* STORED ROWS:

=-=-=

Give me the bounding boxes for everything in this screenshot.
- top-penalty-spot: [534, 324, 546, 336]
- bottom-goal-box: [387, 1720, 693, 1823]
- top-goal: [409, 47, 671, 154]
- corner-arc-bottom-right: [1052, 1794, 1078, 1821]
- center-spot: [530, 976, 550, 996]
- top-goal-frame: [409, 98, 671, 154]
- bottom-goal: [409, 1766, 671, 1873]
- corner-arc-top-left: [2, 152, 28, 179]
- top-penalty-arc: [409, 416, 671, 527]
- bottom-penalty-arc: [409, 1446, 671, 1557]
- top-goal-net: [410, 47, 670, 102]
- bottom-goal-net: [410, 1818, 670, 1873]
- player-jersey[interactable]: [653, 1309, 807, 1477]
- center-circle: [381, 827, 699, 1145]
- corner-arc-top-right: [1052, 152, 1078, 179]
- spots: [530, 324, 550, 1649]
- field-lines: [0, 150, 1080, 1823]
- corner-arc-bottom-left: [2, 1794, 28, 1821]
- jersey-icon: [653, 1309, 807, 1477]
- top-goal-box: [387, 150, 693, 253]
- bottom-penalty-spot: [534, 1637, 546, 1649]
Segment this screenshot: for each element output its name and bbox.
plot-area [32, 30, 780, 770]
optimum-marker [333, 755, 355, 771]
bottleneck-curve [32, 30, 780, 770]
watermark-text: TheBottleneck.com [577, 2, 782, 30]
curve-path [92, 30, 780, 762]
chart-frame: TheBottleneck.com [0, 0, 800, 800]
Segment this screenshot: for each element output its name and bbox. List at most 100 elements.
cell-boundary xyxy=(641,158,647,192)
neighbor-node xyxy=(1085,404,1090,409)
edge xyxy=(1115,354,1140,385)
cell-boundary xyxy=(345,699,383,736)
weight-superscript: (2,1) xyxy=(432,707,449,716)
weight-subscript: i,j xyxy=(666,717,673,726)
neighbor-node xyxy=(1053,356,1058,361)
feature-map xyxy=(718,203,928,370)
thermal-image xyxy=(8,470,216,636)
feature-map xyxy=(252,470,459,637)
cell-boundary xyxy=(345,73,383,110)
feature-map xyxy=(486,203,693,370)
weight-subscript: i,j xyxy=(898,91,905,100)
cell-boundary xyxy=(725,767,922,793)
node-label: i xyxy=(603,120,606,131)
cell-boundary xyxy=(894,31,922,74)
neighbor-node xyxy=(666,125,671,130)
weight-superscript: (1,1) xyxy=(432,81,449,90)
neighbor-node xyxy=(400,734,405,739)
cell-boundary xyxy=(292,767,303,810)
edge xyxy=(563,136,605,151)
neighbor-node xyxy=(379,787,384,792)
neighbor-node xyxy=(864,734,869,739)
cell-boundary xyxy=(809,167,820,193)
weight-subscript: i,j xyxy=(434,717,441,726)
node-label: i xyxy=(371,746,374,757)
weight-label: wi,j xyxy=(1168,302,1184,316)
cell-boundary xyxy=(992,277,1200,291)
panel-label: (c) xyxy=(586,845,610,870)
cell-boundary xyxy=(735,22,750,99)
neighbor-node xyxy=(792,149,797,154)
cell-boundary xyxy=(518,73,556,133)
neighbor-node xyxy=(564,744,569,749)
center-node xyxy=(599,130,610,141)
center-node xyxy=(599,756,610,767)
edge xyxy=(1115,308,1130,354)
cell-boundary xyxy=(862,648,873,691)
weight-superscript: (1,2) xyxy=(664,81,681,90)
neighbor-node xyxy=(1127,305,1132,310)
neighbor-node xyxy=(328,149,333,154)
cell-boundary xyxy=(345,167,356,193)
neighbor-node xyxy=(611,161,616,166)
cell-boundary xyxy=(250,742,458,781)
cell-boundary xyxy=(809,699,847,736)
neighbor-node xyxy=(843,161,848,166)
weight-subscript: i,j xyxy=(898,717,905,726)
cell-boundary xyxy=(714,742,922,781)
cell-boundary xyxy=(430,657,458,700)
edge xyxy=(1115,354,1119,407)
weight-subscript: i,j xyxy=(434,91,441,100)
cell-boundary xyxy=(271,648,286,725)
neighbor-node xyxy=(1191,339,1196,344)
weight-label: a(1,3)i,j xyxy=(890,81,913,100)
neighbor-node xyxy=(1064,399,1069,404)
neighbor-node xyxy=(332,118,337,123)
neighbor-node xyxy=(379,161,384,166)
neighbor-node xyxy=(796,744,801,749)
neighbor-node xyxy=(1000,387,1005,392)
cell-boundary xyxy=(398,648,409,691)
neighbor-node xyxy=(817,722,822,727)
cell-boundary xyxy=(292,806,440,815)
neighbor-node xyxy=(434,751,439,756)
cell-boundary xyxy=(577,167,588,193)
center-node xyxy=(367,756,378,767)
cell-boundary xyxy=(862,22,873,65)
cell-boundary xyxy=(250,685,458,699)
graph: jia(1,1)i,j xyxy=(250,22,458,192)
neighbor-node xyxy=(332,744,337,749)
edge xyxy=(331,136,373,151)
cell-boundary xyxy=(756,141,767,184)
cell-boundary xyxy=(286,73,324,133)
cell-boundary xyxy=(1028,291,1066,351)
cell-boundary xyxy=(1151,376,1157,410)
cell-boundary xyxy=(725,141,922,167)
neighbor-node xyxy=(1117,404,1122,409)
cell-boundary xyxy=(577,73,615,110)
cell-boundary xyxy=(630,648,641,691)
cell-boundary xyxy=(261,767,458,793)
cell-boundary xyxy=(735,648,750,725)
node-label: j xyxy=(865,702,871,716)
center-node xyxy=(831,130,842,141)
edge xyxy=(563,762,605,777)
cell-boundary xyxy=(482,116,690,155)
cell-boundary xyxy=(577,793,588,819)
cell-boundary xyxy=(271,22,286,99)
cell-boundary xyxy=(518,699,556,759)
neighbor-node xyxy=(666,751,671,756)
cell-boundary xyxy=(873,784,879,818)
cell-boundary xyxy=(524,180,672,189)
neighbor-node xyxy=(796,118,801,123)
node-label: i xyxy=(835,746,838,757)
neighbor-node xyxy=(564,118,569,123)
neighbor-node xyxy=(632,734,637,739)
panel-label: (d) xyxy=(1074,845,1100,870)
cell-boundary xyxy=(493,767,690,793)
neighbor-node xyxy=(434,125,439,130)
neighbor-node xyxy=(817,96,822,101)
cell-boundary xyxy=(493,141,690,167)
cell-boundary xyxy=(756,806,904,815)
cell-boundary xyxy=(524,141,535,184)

=-=-=

* SHORT TASK: Rewrite all of the entries with every "neighbor-node" changed to "adjacent-node", and leave the rest untouched.

* WRITTEN ANSWER:
Give me the bounding boxes for everything in this screenshot.
- top-penalty-spot: [534, 324, 546, 336]
- bottom-goal-box: [387, 1720, 693, 1823]
- top-goal: [409, 47, 671, 154]
- corner-arc-bottom-right: [1052, 1794, 1078, 1821]
- center-spot: [530, 976, 550, 996]
- top-goal-frame: [409, 98, 671, 154]
- bottom-goal: [409, 1766, 671, 1873]
- corner-arc-top-left: [2, 152, 28, 179]
- top-penalty-arc: [409, 416, 671, 527]
- bottom-penalty-arc: [409, 1446, 671, 1557]
- top-goal-net: [410, 47, 670, 102]
- bottom-goal-net: [410, 1818, 670, 1873]
- player-jersey[interactable]: [653, 1309, 807, 1477]
- center-circle: [381, 827, 699, 1145]
- corner-arc-top-right: [1052, 152, 1078, 179]
- spots: [530, 324, 550, 1649]
- field-lines: [0, 150, 1080, 1823]
- corner-arc-bottom-left: [2, 1794, 28, 1821]
- jersey-icon: [653, 1309, 807, 1477]
- top-goal-box: [387, 150, 693, 253]
- bottom-penalty-spot: [534, 1637, 546, 1649]
Segment this screenshot: for each element output its name and bbox.
plot-area [32, 30, 780, 770]
optimum-marker [333, 755, 355, 771]
bottleneck-curve [32, 30, 780, 770]
watermark-text: TheBottleneck.com [577, 2, 782, 30]
curve-path [92, 30, 780, 762]
chart-frame: TheBottleneck.com [0, 0, 800, 800]
Segment this screenshot: for each element output its name and bbox. List at most 100 elements.
cell-boundary xyxy=(641,158,647,192)
adjacent-node xyxy=(1085,404,1090,409)
edge xyxy=(1115,354,1140,385)
cell-boundary xyxy=(345,699,383,736)
weight-superscript: (2,1) xyxy=(432,707,449,716)
weight-subscript: i,j xyxy=(666,717,673,726)
adjacent-node xyxy=(1053,356,1058,361)
feature-map xyxy=(718,203,928,370)
thermal-image xyxy=(8,470,216,636)
feature-map xyxy=(252,470,459,637)
cell-boundary xyxy=(345,73,383,110)
feature-map xyxy=(486,203,693,370)
weight-subscript: i,j xyxy=(898,91,905,100)
cell-boundary xyxy=(725,767,922,793)
node-label: i xyxy=(603,120,606,131)
cell-boundary xyxy=(894,31,922,74)
adjacent-node xyxy=(666,125,671,130)
weight-superscript: (1,1) xyxy=(432,81,449,90)
adjacent-node xyxy=(400,734,405,739)
cell-boundary xyxy=(292,767,303,810)
edge xyxy=(563,136,605,151)
adjacent-node xyxy=(379,787,384,792)
adjacent-node xyxy=(864,734,869,739)
cell-boundary xyxy=(809,167,820,193)
weight-subscript: i,j xyxy=(434,717,441,726)
node-label: i xyxy=(371,746,374,757)
weight-label: wi,j xyxy=(1168,302,1184,316)
cell-boundary xyxy=(992,277,1200,291)
panel-label: (c) xyxy=(586,845,610,870)
cell-boundary xyxy=(735,22,750,99)
adjacent-node xyxy=(792,149,797,154)
cell-boundary xyxy=(518,73,556,133)
adjacent-node xyxy=(564,744,569,749)
center-node xyxy=(599,130,610,141)
center-node xyxy=(599,756,610,767)
edge xyxy=(1115,308,1130,354)
cell-boundary xyxy=(862,648,873,691)
weight-superscript: (1,2) xyxy=(664,81,681,90)
adjacent-node xyxy=(1127,305,1132,310)
adjacent-node xyxy=(328,149,333,154)
cell-boundary xyxy=(345,167,356,193)
adjacent-node xyxy=(611,161,616,166)
cell-boundary xyxy=(250,742,458,781)
cell-boundary xyxy=(809,699,847,736)
adjacent-node xyxy=(843,161,848,166)
weight-subscript: i,j xyxy=(898,717,905,726)
cell-boundary xyxy=(714,742,922,781)
cell-boundary xyxy=(430,657,458,700)
edge xyxy=(1115,354,1119,407)
weight-subscript: i,j xyxy=(434,91,441,100)
cell-boundary xyxy=(271,648,286,725)
adjacent-node xyxy=(1191,339,1196,344)
weight-label: a(1,3)i,j xyxy=(890,81,913,100)
adjacent-node xyxy=(1064,399,1069,404)
adjacent-node xyxy=(332,118,337,123)
adjacent-node xyxy=(379,161,384,166)
adjacent-node xyxy=(796,744,801,749)
adjacent-node xyxy=(1000,387,1005,392)
cell-boundary xyxy=(398,648,409,691)
adjacent-node xyxy=(817,722,822,727)
cell-boundary xyxy=(292,806,440,815)
adjacent-node xyxy=(434,751,439,756)
cell-boundary xyxy=(577,167,588,193)
center-node xyxy=(367,756,378,767)
cell-boundary xyxy=(862,22,873,65)
cell-boundary xyxy=(250,685,458,699)
graph: jia(1,1)i,j xyxy=(250,22,458,192)
adjacent-node xyxy=(332,744,337,749)
edge xyxy=(331,136,373,151)
cell-boundary xyxy=(756,141,767,184)
cell-boundary xyxy=(286,73,324,133)
cell-boundary xyxy=(1028,291,1066,351)
cell-boundary xyxy=(1151,376,1157,410)
cell-boundary xyxy=(725,141,922,167)
adjacent-node xyxy=(1117,404,1122,409)
cell-boundary xyxy=(577,73,615,110)
cell-boundary xyxy=(630,648,641,691)
cell-boundary xyxy=(261,767,458,793)
cell-boundary xyxy=(735,648,750,725)
node-label: j xyxy=(865,702,871,716)
center-node xyxy=(831,130,842,141)
edge xyxy=(563,762,605,777)
cell-boundary xyxy=(482,116,690,155)
cell-boundary xyxy=(577,793,588,819)
cell-boundary xyxy=(271,22,286,99)
cell-boundary xyxy=(518,699,556,759)
adjacent-node xyxy=(666,751,671,756)
cell-boundary xyxy=(873,784,879,818)
cell-boundary xyxy=(524,180,672,189)
adjacent-node xyxy=(796,118,801,123)
node-label: i xyxy=(835,746,838,757)
adjacent-node xyxy=(564,118,569,123)
adjacent-node xyxy=(632,734,637,739)
panel-label: (d) xyxy=(1074,845,1100,870)
cell-boundary xyxy=(493,767,690,793)
adjacent-node xyxy=(434,125,439,130)
adjacent-node xyxy=(817,96,822,101)
cell-boundary xyxy=(493,141,690,167)
cell-boundary xyxy=(756,806,904,815)
cell-boundary xyxy=(524,141,535,184)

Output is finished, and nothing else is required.